§ Problem description
Pictures aside, write out every record exactly as it appears.

§ Input data
___

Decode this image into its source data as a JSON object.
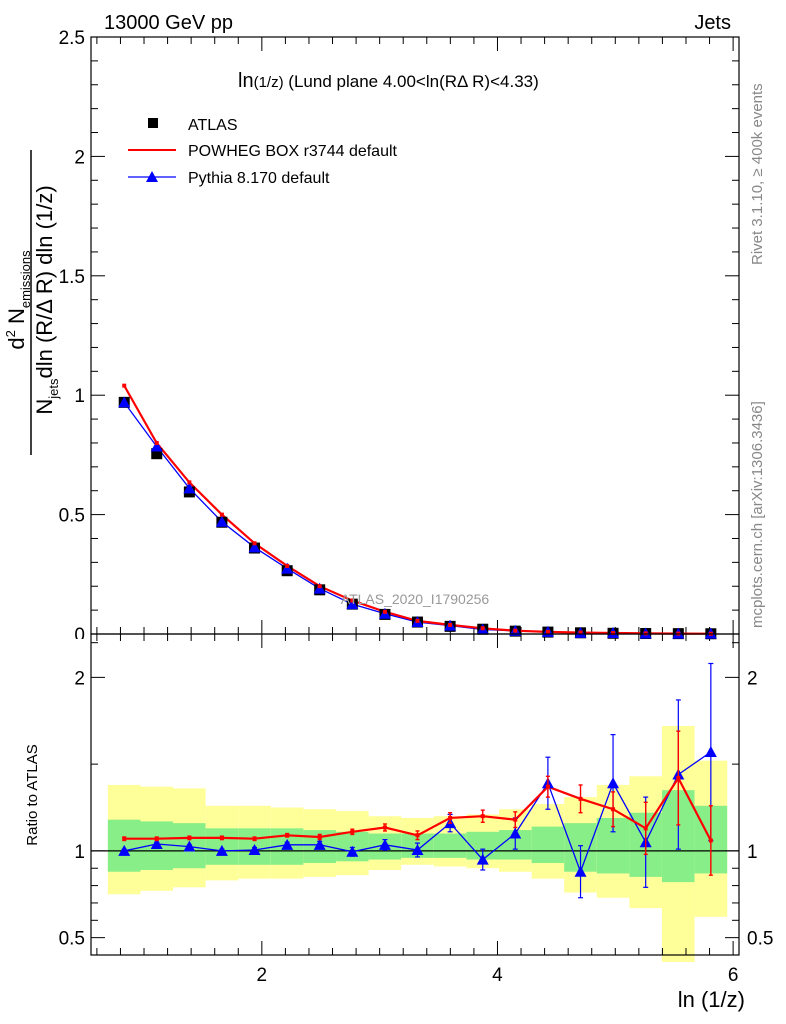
{
  "header": {
    "left": "13000 GeV pp",
    "right": "Jets"
  },
  "side_text": {
    "rivet": "Rivet 3.1.10, ≥ 400k events",
    "mcplots": "mcplots.cern.ch [arXiv:1306.3436]"
  },
  "plot_title": {
    "main": "ln",
    "sub": "(1/z)",
    "rest": " (Lund plane 4.00<ln(RΔ R)<4.33)"
  },
  "watermark": "ATLAS_2020_I1790256",
  "y_axis_label": {
    "one": "1",
    "njets": "N",
    "njets_sub": "jets",
    "dln": "dln (R/Δ R) dln (1/z)",
    "d2": "d",
    "d2_sup": "2",
    "nem": " N",
    "nem_sub": "emissions"
  },
  "ratio_y_label": "Ratio to ATLAS",
  "x_axis_label": "ln (1/z)",
  "colors": {
    "atlas": "#000000",
    "powheg": "#ff0000",
    "pythia": "#0000ff",
    "band_outer": "#ffff99",
    "band_inner": "#88ee88"
  },
  "chart_data": {
    "type": "line",
    "xlabel": "ln (1/z)",
    "xlim": [
      0.55,
      6.05
    ],
    "x_ticks": [
      "2",
      "4",
      "6"
    ],
    "main": {
      "ylim": [
        0,
        2.5
      ],
      "y_ticks": [
        "0.5",
        "1",
        "1.5",
        "2",
        "2.5"
      ],
      "y_tick_zero_partial": "0",
      "legend_position": "top-left",
      "bin_edges": [
        0.693,
        0.97,
        1.246,
        1.523,
        1.8,
        2.076,
        2.353,
        2.63,
        2.906,
        3.183,
        3.46,
        3.736,
        4.013,
        4.29,
        4.566,
        4.843,
        5.12,
        5.396,
        5.673,
        5.95
      ],
      "x": [
        0.832,
        1.108,
        1.385,
        1.661,
        1.938,
        2.215,
        2.491,
        2.768,
        3.045,
        3.321,
        3.598,
        3.875,
        4.151,
        4.428,
        4.705,
        4.981,
        5.258,
        5.535,
        5.811
      ],
      "series": [
        {
          "name": "ATLAS",
          "values": [
            0.97,
            0.755,
            0.595,
            0.468,
            0.36,
            0.265,
            0.185,
            0.125,
            0.082,
            0.05,
            0.032,
            0.02,
            0.012,
            0.008,
            0.005,
            0.003,
            0.002,
            0.0015,
            0.001
          ]
        },
        {
          "name": "POWHEG BOX r3744 default",
          "values": [
            1.04,
            0.8,
            0.635,
            0.5,
            0.38,
            0.285,
            0.2,
            0.14,
            0.093,
            0.055,
            0.038,
            0.024,
            0.014,
            0.009,
            0.006,
            0.004,
            0.0025,
            0.0018,
            0.0011
          ]
        },
        {
          "name": "Pythia 8.170 default",
          "values": [
            0.97,
            0.785,
            0.61,
            0.47,
            0.363,
            0.274,
            0.19,
            0.125,
            0.085,
            0.05,
            0.035,
            0.019,
            0.013,
            0.009,
            0.0045,
            0.004,
            0.0022,
            0.0018,
            0.0015
          ]
        }
      ]
    },
    "ratio": {
      "ylabel": "Ratio to ATLAS",
      "ylim": [
        0.4,
        2.25
      ],
      "y_ticks": [
        "0.5",
        "1",
        "2"
      ],
      "bands": {
        "outer_lo": [
          0.75,
          0.77,
          0.79,
          0.83,
          0.84,
          0.84,
          0.85,
          0.86,
          0.89,
          0.92,
          0.91,
          0.9,
          0.88,
          0.84,
          0.76,
          0.73,
          0.67,
          0.36,
          0.62
        ],
        "outer_hi": [
          1.38,
          1.37,
          1.36,
          1.26,
          1.26,
          1.25,
          1.24,
          1.23,
          1.2,
          1.19,
          1.2,
          1.21,
          1.24,
          1.27,
          1.31,
          1.38,
          1.43,
          1.72,
          1.52
        ],
        "inner_lo": [
          0.88,
          0.89,
          0.9,
          0.92,
          0.92,
          0.92,
          0.93,
          0.94,
          0.95,
          0.96,
          0.96,
          0.95,
          0.95,
          0.93,
          0.88,
          0.87,
          0.85,
          0.82,
          0.87
        ],
        "inner_hi": [
          1.18,
          1.17,
          1.16,
          1.13,
          1.13,
          1.13,
          1.12,
          1.11,
          1.1,
          1.1,
          1.1,
          1.11,
          1.12,
          1.14,
          1.16,
          1.19,
          1.22,
          1.35,
          1.26
        ]
      },
      "series": [
        {
          "name": "POWHEG BOX r3744 default",
          "values": [
            1.07,
            1.07,
            1.075,
            1.075,
            1.07,
            1.09,
            1.08,
            1.11,
            1.135,
            1.09,
            1.19,
            1.2,
            1.18,
            1.37,
            1.3,
            1.24,
            1.13,
            1.42,
            1.06
          ],
          "err": [
            0.01,
            0.01,
            0.01,
            0.01,
            0.01,
            0.01,
            0.015,
            0.015,
            0.02,
            0.025,
            0.03,
            0.035,
            0.045,
            0.06,
            0.08,
            0.1,
            0.15,
            0.27,
            0.2
          ]
        },
        {
          "name": "Pythia 8.170 default",
          "values": [
            1.0,
            1.04,
            1.025,
            1.0,
            1.005,
            1.035,
            1.035,
            0.995,
            1.035,
            1.005,
            1.16,
            0.95,
            1.1,
            1.39,
            0.88,
            1.39,
            1.05,
            1.44,
            1.57
          ],
          "err": [
            0.01,
            0.01,
            0.01,
            0.01,
            0.015,
            0.015,
            0.02,
            0.025,
            0.03,
            0.04,
            0.05,
            0.06,
            0.09,
            0.15,
            0.15,
            0.28,
            0.26,
            0.43,
            0.51
          ]
        }
      ]
    }
  }
}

___

§ In response
Decode this image into its source data as a JSON object.
{
  "header": {
    "left": "13000 GeV pp",
    "right": "Jets"
  },
  "side_text": {
    "rivet": "Rivet 3.1.10, ≥ 400k events",
    "mcplots": "mcplots.cern.ch [arXiv:1306.3436]"
  },
  "plot_title": {
    "main": "ln",
    "sub": "(1/z)",
    "rest": " (Lund plane 4.00<ln(RΔ R)<4.33)"
  },
  "watermark": "ATLAS_2020_I1790256",
  "y_axis_label": {
    "one": "1",
    "njets": "N",
    "njets_sub": "jets",
    "dln": "dln (R/Δ R) dln (1/z)",
    "d2": "d",
    "d2_sup": "2",
    "nem": " N",
    "nem_sub": "emissions"
  },
  "ratio_y_label": "Ratio to ATLAS",
  "x_axis_label": "ln (1/z)",
  "colors": {
    "atlas": "#000000",
    "powheg": "#ff0000",
    "pythia": "#0000ff",
    "band_outer": "#ffff99",
    "band_inner": "#88ee88"
  },
  "chart_data": {
    "type": "line",
    "xlabel": "ln (1/z)",
    "xlim": [
      0.55,
      6.05
    ],
    "x_ticks": [
      "2",
      "4",
      "6"
    ],
    "main": {
      "ylim": [
        0,
        2.5
      ],
      "y_ticks": [
        "0.5",
        "1",
        "1.5",
        "2",
        "2.5"
      ],
      "y_tick_zero_partial": "0",
      "legend_position": "top-left",
      "bin_edges": [
        0.693,
        0.97,
        1.246,
        1.523,
        1.8,
        2.076,
        2.353,
        2.63,
        2.906,
        3.183,
        3.46,
        3.736,
        4.013,
        4.29,
        4.566,
        4.843,
        5.12,
        5.396,
        5.673,
        5.95
      ],
      "x": [
        0.832,
        1.108,
        1.385,
        1.661,
        1.938,
        2.215,
        2.491,
        2.768,
        3.045,
        3.321,
        3.598,
        3.875,
        4.151,
        4.428,
        4.705,
        4.981,
        5.258,
        5.535,
        5.811
      ],
      "series": [
        {
          "name": "ATLAS",
          "values": [
            0.97,
            0.755,
            0.595,
            0.468,
            0.36,
            0.265,
            0.185,
            0.125,
            0.082,
            0.05,
            0.032,
            0.02,
            0.012,
            0.008,
            0.005,
            0.003,
            0.002,
            0.0015,
            0.001
          ]
        },
        {
          "name": "POWHEG BOX r3744 default",
          "values": [
            1.04,
            0.8,
            0.635,
            0.5,
            0.38,
            0.285,
            0.2,
            0.14,
            0.093,
            0.055,
            0.038,
            0.024,
            0.014,
            0.009,
            0.006,
            0.004,
            0.0025,
            0.0018,
            0.0011
          ]
        },
        {
          "name": "Pythia 8.170 default",
          "values": [
            0.97,
            0.785,
            0.61,
            0.47,
            0.363,
            0.274,
            0.19,
            0.125,
            0.085,
            0.05,
            0.035,
            0.019,
            0.013,
            0.009,
            0.0045,
            0.004,
            0.0022,
            0.0018,
            0.0015
          ]
        }
      ]
    },
    "ratio": {
      "ylabel": "Ratio to ATLAS",
      "ylim": [
        0.4,
        2.25
      ],
      "y_ticks": [
        "0.5",
        "1",
        "2"
      ],
      "bands": {
        "outer_lo": [
          0.75,
          0.77,
          0.79,
          0.83,
          0.84,
          0.84,
          0.85,
          0.86,
          0.89,
          0.92,
          0.91,
          0.9,
          0.88,
          0.84,
          0.76,
          0.73,
          0.67,
          0.36,
          0.62
        ],
        "outer_hi": [
          1.38,
          1.37,
          1.36,
          1.26,
          1.26,
          1.25,
          1.24,
          1.23,
          1.2,
          1.19,
          1.2,
          1.21,
          1.24,
          1.27,
          1.31,
          1.38,
          1.43,
          1.72,
          1.52
        ],
        "inner_lo": [
          0.88,
          0.89,
          0.9,
          0.92,
          0.92,
          0.92,
          0.93,
          0.94,
          0.95,
          0.96,
          0.96,
          0.95,
          0.95,
          0.93,
          0.88,
          0.87,
          0.85,
          0.82,
          0.87
        ],
        "inner_hi": [
          1.18,
          1.17,
          1.16,
          1.13,
          1.13,
          1.13,
          1.12,
          1.11,
          1.1,
          1.1,
          1.1,
          1.11,
          1.12,
          1.14,
          1.16,
          1.19,
          1.22,
          1.35,
          1.26
        ]
      },
      "series": [
        {
          "name": "POWHEG BOX r3744 default",
          "values": [
            1.07,
            1.07,
            1.075,
            1.075,
            1.07,
            1.09,
            1.08,
            1.11,
            1.135,
            1.09,
            1.19,
            1.2,
            1.18,
            1.37,
            1.3,
            1.24,
            1.13,
            1.42,
            1.06
          ],
          "err": [
            0.01,
            0.01,
            0.01,
            0.01,
            0.01,
            0.01,
            0.015,
            0.015,
            0.02,
            0.025,
            0.03,
            0.035,
            0.045,
            0.06,
            0.08,
            0.1,
            0.15,
            0.27,
            0.2
          ]
        },
        {
          "name": "Pythia 8.170 default",
          "values": [
            1.0,
            1.04,
            1.025,
            1.0,
            1.005,
            1.035,
            1.035,
            0.995,
            1.035,
            1.005,
            1.16,
            0.95,
            1.1,
            1.39,
            0.88,
            1.39,
            1.05,
            1.44,
            1.57
          ],
          "err": [
            0.01,
            0.01,
            0.01,
            0.01,
            0.015,
            0.015,
            0.02,
            0.025,
            0.03,
            0.04,
            0.05,
            0.06,
            0.09,
            0.15,
            0.15,
            0.28,
            0.26,
            0.43,
            0.51
          ]
        }
      ]
    }
  }
}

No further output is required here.